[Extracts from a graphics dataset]
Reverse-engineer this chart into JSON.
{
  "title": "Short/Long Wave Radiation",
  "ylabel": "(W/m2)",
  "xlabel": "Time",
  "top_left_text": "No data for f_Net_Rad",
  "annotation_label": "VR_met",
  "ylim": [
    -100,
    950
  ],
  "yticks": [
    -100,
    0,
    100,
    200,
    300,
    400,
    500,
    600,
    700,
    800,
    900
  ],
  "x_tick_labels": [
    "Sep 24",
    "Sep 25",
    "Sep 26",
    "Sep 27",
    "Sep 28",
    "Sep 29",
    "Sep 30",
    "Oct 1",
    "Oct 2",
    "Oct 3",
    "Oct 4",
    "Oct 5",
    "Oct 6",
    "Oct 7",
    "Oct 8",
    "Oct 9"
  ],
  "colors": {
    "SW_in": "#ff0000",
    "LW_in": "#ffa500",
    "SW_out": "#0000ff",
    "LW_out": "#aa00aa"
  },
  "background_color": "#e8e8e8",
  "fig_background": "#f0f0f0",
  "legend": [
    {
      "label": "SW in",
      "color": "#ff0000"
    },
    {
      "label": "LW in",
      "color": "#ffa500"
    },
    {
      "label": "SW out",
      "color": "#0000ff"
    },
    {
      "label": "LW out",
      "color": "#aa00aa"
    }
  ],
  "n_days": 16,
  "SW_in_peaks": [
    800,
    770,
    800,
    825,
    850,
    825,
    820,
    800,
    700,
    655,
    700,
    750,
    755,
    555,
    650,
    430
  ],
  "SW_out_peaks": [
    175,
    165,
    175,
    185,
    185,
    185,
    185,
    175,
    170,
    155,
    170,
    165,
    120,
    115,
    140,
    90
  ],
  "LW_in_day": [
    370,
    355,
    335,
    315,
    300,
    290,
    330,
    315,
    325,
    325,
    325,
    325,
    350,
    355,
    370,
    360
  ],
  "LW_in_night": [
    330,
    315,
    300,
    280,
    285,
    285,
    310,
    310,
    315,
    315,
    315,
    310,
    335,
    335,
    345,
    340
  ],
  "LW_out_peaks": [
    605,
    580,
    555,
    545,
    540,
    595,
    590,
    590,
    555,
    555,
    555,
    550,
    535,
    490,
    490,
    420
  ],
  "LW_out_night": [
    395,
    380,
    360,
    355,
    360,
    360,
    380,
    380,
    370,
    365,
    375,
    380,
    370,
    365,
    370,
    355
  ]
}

--

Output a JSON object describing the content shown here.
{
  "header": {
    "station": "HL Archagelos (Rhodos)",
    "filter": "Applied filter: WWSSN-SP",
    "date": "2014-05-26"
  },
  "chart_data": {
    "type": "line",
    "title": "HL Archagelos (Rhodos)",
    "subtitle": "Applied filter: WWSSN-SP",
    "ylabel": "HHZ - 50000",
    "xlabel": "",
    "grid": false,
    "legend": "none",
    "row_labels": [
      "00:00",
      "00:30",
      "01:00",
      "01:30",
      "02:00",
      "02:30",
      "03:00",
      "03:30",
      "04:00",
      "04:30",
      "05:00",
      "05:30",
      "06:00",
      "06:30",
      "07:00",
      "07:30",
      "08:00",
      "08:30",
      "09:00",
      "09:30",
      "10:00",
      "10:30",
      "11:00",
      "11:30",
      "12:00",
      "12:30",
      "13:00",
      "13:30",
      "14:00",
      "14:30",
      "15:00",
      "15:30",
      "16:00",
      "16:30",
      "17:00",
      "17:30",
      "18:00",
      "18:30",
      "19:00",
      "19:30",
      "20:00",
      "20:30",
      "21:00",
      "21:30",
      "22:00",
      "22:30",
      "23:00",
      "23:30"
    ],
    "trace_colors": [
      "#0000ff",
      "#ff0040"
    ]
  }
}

■ WHAT THE EXERCISE ASKS ■
All lines that include "JSON" are to be gathered and copied.

■ ANSWER TO THE TASK ■
Reverse-engineer this chart into JSON.
Output a JSON object describing the content shown here.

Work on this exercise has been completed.